-- START --

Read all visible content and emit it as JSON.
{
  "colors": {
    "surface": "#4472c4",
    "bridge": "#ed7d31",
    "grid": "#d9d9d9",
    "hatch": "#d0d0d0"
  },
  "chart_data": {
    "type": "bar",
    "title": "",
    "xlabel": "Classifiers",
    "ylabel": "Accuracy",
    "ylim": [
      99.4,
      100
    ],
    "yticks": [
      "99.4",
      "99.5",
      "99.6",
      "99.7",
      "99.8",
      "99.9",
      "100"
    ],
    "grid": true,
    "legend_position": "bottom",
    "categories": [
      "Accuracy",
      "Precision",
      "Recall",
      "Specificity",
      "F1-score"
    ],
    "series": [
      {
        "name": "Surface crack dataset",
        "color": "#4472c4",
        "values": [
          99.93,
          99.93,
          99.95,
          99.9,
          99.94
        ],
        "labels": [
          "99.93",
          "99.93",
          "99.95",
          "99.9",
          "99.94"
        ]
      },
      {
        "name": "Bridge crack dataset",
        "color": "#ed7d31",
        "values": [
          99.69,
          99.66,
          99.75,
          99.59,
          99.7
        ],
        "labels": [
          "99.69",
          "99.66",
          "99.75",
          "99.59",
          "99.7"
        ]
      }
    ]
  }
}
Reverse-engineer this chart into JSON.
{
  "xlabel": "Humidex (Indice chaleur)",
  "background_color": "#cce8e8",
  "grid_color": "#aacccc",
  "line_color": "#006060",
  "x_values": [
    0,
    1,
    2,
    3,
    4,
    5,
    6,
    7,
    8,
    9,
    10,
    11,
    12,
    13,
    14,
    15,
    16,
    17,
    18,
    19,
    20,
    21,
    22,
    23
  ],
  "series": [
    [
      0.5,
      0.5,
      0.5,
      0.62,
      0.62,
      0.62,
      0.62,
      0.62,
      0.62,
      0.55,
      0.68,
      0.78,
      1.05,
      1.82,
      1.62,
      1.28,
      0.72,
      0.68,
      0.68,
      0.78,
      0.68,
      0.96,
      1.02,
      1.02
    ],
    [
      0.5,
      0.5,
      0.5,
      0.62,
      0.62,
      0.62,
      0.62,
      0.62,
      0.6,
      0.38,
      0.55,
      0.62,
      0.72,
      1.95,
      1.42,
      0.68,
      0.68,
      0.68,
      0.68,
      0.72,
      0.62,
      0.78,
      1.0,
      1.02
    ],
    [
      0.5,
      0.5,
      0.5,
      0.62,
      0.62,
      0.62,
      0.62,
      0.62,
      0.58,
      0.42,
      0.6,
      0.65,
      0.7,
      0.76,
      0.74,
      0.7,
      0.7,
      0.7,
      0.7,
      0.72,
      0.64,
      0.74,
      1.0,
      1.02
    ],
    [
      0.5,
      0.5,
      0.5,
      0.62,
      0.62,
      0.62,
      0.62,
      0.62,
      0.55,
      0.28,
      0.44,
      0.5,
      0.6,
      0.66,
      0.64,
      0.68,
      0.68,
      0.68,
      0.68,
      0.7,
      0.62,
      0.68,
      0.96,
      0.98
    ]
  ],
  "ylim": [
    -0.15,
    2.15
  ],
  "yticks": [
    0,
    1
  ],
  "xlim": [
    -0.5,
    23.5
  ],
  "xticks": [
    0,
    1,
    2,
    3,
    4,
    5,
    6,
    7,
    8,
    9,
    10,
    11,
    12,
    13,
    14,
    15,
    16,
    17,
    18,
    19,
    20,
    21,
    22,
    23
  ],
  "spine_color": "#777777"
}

-- END --

Return all of the entries word for word.

Exercise response:
Read all visible content and emit it as JSON.
{
  "colors": {
    "surface": "#4472c4",
    "bridge": "#ed7d31",
    "grid": "#d9d9d9",
    "hatch": "#d0d0d0"
  },
  "chart_data": {
    "type": "bar",
    "title": "",
    "xlabel": "Classifiers",
    "ylabel": "Accuracy",
    "ylim": [
      99.4,
      100
    ],
    "yticks": [
      "99.4",
      "99.5",
      "99.6",
      "99.7",
      "99.8",
      "99.9",
      "100"
    ],
    "grid": true,
    "legend_position": "bottom",
    "categories": [
      "Accuracy",
      "Precision",
      "Recall",
      "Specificity",
      "F1-score"
    ],
    "series": [
      {
        "name": "Surface crack dataset",
        "color": "#4472c4",
        "values": [
          99.93,
          99.93,
          99.95,
          99.9,
          99.94
        ],
        "labels": [
          "99.93",
          "99.93",
          "99.95",
          "99.9",
          "99.94"
        ]
      },
      {
        "name": "Bridge crack dataset",
        "color": "#ed7d31",
        "values": [
          99.69,
          99.66,
          99.75,
          99.59,
          99.7
        ],
        "labels": [
          "99.69",
          "99.66",
          "99.75",
          "99.59",
          "99.7"
        ]
      }
    ]
  }
}
Reverse-engineer this chart into JSON.
{
  "xlabel": "Humidex (Indice chaleur)",
  "background_color": "#cce8e8",
  "grid_color": "#aacccc",
  "line_color": "#006060",
  "x_values": [
    0,
    1,
    2,
    3,
    4,
    5,
    6,
    7,
    8,
    9,
    10,
    11,
    12,
    13,
    14,
    15,
    16,
    17,
    18,
    19,
    20,
    21,
    22,
    23
  ],
  "series": [
    [
      0.5,
      0.5,
      0.5,
      0.62,
      0.62,
      0.62,
      0.62,
      0.62,
      0.62,
      0.55,
      0.68,
      0.78,
      1.05,
      1.82,
      1.62,
      1.28,
      0.72,
      0.68,
      0.68,
      0.78,
      0.68,
      0.96,
      1.02,
      1.02
    ],
    [
      0.5,
      0.5,
      0.5,
      0.62,
      0.62,
      0.62,
      0.62,
      0.62,
      0.6,
      0.38,
      0.55,
      0.62,
      0.72,
      1.95,
      1.42,
      0.68,
      0.68,
      0.68,
      0.68,
      0.72,
      0.62,
      0.78,
      1.0,
      1.02
    ],
    [
      0.5,
      0.5,
      0.5,
      0.62,
      0.62,
      0.62,
      0.62,
      0.62,
      0.58,
      0.42,
      0.6,
      0.65,
      0.7,
      0.76,
      0.74,
      0.7,
      0.7,
      0.7,
      0.7,
      0.72,
      0.64,
      0.74,
      1.0,
      1.02
    ],
    [
      0.5,
      0.5,
      0.5,
      0.62,
      0.62,
      0.62,
      0.62,
      0.62,
      0.55,
      0.28,
      0.44,
      0.5,
      0.6,
      0.66,
      0.64,
      0.68,
      0.68,
      0.68,
      0.68,
      0.7,
      0.62,
      0.68,
      0.96,
      0.98
    ]
  ],
  "ylim": [
    -0.15,
    2.15
  ],
  "yticks": [
    0,
    1
  ],
  "xlim": [
    -0.5,
    23.5
  ],
  "xticks": [
    0,
    1,
    2,
    3,
    4,
    5,
    6,
    7,
    8,
    9,
    10,
    11,
    12,
    13,
    14,
    15,
    16,
    17,
    18,
    19,
    20,
    21,
    22,
    23
  ],
  "spine_color": "#777777"
}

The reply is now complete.